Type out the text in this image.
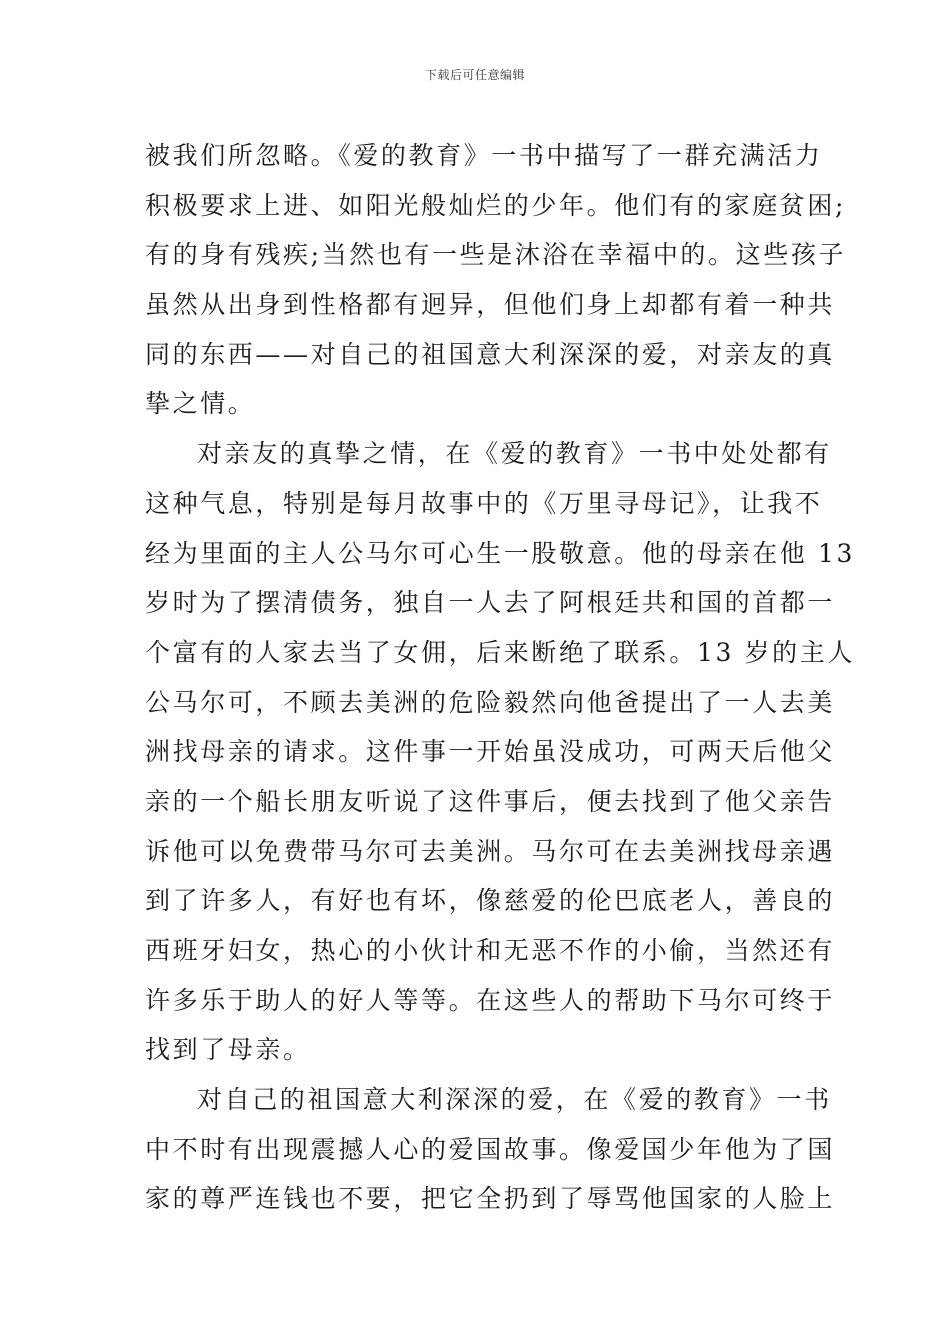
下载后可任意编辑

被我们所忽略。《爱的教育》一书中描写了一群充满活力
积极要求上进、如阳光般灿烂的少年。他们有的家庭贫困;
有的身有残疾;当然也有一些是沐浴在幸福中的。这些孩子
虽然从出身到性格都有迥异，但他们身上却都有着一种共
同的东西——对自己的祖国意大利深深的爱，对亲友的真
挚之情。

对亲友的真挚之情，在《爱的教育》一书中处处都有
这种气息，特别是每月故事中的《万里寻母记》，让我不
经为里面的主人公马尔可心生一股敬意。他的母亲在他 13
岁时为了摆清债务，独自一人去了阿根廷共和国的首都一
个富有的人家去当了女佣，后来断绝了联系。13 岁的主人
公马尔可，不顾去美洲的危险毅然向他爸提出了一人去美
洲找母亲的请求。这件事一开始虽没成功，可两天后他父
亲的一个船长朋友听说了这件事后，便去找到了他父亲告
诉他可以免费带马尔可去美洲。马尔可在去美洲找母亲遇
到了许多人，有好也有坏，像慈爱的伦巴底老人，善良的
西班牙妇女，热心的小伙计和无恶不作的小偷，当然还有
许多乐于助人的好人等等。在这些人的帮助下马尔可终于
找到了母亲。

对自己的祖国意大利深深的爱，在《爱的教育》一书
中不时有出现震撼人心的爱国故事。像爱国少年他为了国
家的尊严连钱也不要，把它全扔到了辱骂他国家的人脸上
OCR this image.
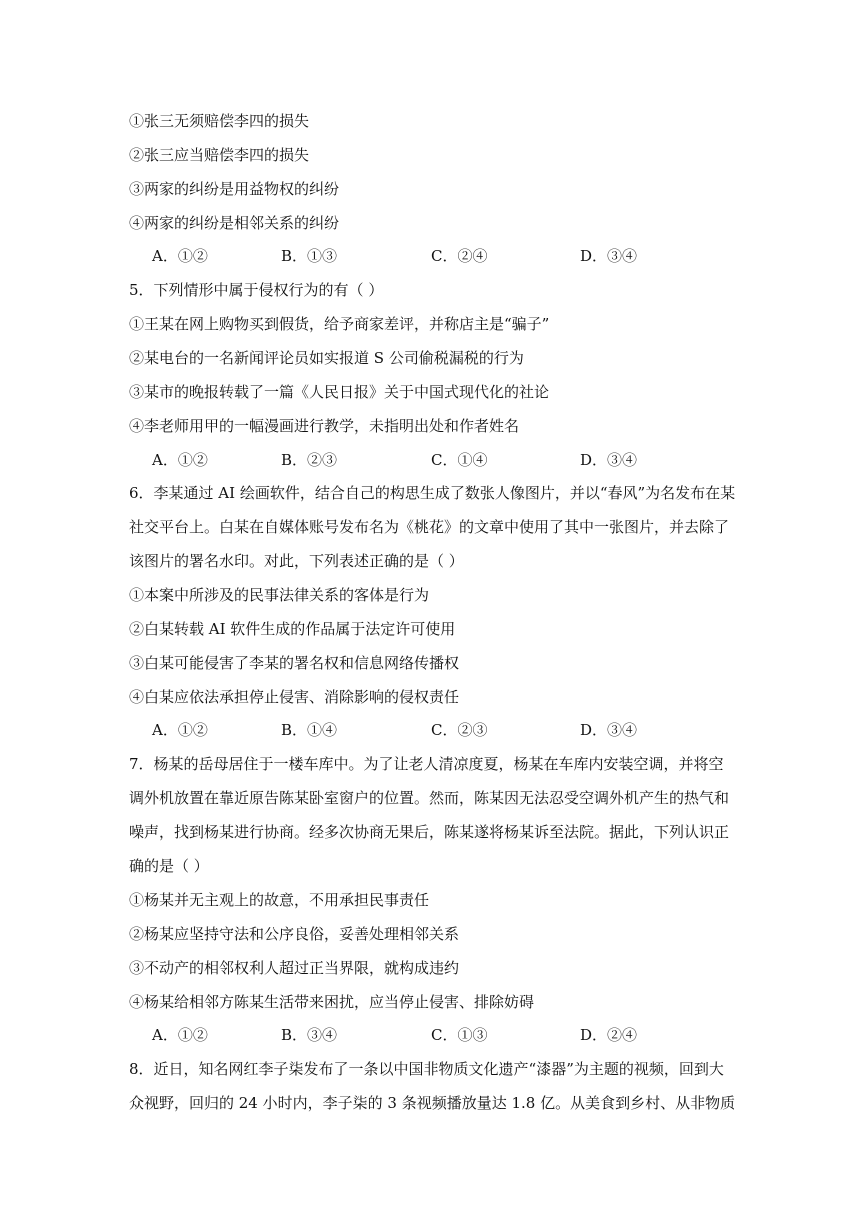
①张三无须赔偿李四的损失
②张三应当赔偿李四的损失
③两家的纠纷是用益物权的纠纷
④两家的纠纷是相邻关系的纠纷
A．①②	B．①③	C．②④	D．③④
5．下列情形中属于侵权行为的有（ ）
①王某在网上购物买到假货，给予商家差评，并称店主是“骗子”
②某电台的一名新闻评论员如实报道 S 公司偷税漏税的行为
③某市的晚报转载了一篇《人民日报》关于中国式现代化的社论
④李老师用甲的一幅漫画进行教学，未指明出处和作者姓名
A．①②	B．②③	C．①④	D．③④
6．李某通过 AI 绘画软件，结合自己的构思生成了数张人像图片，并以“春风”为名发布在某
社交平台上。白某在自媒体账号发布名为《桃花》的文章中使用了其中一张图片，并去除了
该图片的署名水印。对此，下列表述正确的是（ ）
①本案中所涉及的民事法律关系的客体是行为
②白某转载 AI 软件生成的作品属于法定许可使用
③白某可能侵害了李某的署名权和信息网络传播权
④白某应依法承担停止侵害、消除影响的侵权责任
A．①②	B．①④	C．②③	D．③④
7．杨某的岳母居住于一楼车库中。为了让老人清凉度夏，杨某在车库内安装空调，并将空
调外机放置在靠近原告陈某卧室窗户的位置。然而，陈某因无法忍受空调外机产生的热气和
噪声，找到杨某进行协商。经多次协商无果后，陈某遂将杨某诉至法院。据此，下列认识正
确的是（ ）
①杨某并无主观上的故意，不用承担民事责任
②杨某应坚持守法和公序良俗，妥善处理相邻关系
③不动产的相邻权利人超过正当界限，就构成违约
④杨某给相邻方陈某生活带来困扰，应当停止侵害、排除妨碍
A．①②	B．③④	C．①③	D．②④
8．近日，知名网红李子柒发布了一条以中国非物质文化遗产“漆器”为主题的视频，回到大
众视野，回归的 24 小时内，李子柒的 3 条视频播放量达 1.8 亿。从美食到乡村、从非物质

########

§ **What is asked**
Beginning at the line with "OCR this image.", reproduce each line exactly through the last line of the records above, with pictures left out.

§ **Answer to this exercise**
OCR this image.
①张三无须赔偿李四的损失
②张三应当赔偿李四的损失
③两家的纠纷是用益物权的纠纷
④两家的纠纷是相邻关系的纠纷
A．①②	B．①③	C．②④	D．③④
5．下列情形中属于侵权行为的有（ ）
①王某在网上购物买到假货，给予商家差评，并称店主是“骗子”
②某电台的一名新闻评论员如实报道 S 公司偷税漏税的行为
③某市的晚报转载了一篇《人民日报》关于中国式现代化的社论
④李老师用甲的一幅漫画进行教学，未指明出处和作者姓名
A．①②	B．②③	C．①④	D．③④
6．李某通过 AI 绘画软件，结合自己的构思生成了数张人像图片，并以“春风”为名发布在某
社交平台上。白某在自媒体账号发布名为《桃花》的文章中使用了其中一张图片，并去除了
该图片的署名水印。对此，下列表述正确的是（ ）
①本案中所涉及的民事法律关系的客体是行为
②白某转载 AI 软件生成的作品属于法定许可使用
③白某可能侵害了李某的署名权和信息网络传播权
④白某应依法承担停止侵害、消除影响的侵权责任
A．①②	B．①④	C．②③	D．③④
7．杨某的岳母居住于一楼车库中。为了让老人清凉度夏，杨某在车库内安装空调，并将空
调外机放置在靠近原告陈某卧室窗户的位置。然而，陈某因无法忍受空调外机产生的热气和
噪声，找到杨某进行协商。经多次协商无果后，陈某遂将杨某诉至法院。据此，下列认识正
确的是（ ）
①杨某并无主观上的故意，不用承担民事责任
②杨某应坚持守法和公序良俗，妥善处理相邻关系
③不动产的相邻权利人超过正当界限，就构成违约
④杨某给相邻方陈某生活带来困扰，应当停止侵害、排除妨碍
A．①②	B．③④	C．①③	D．②④
8．近日，知名网红李子柒发布了一条以中国非物质文化遗产“漆器”为主题的视频，回到大
众视野，回归的 24 小时内，李子柒的 3 条视频播放量达 1.8 亿。从美食到乡村、从非物质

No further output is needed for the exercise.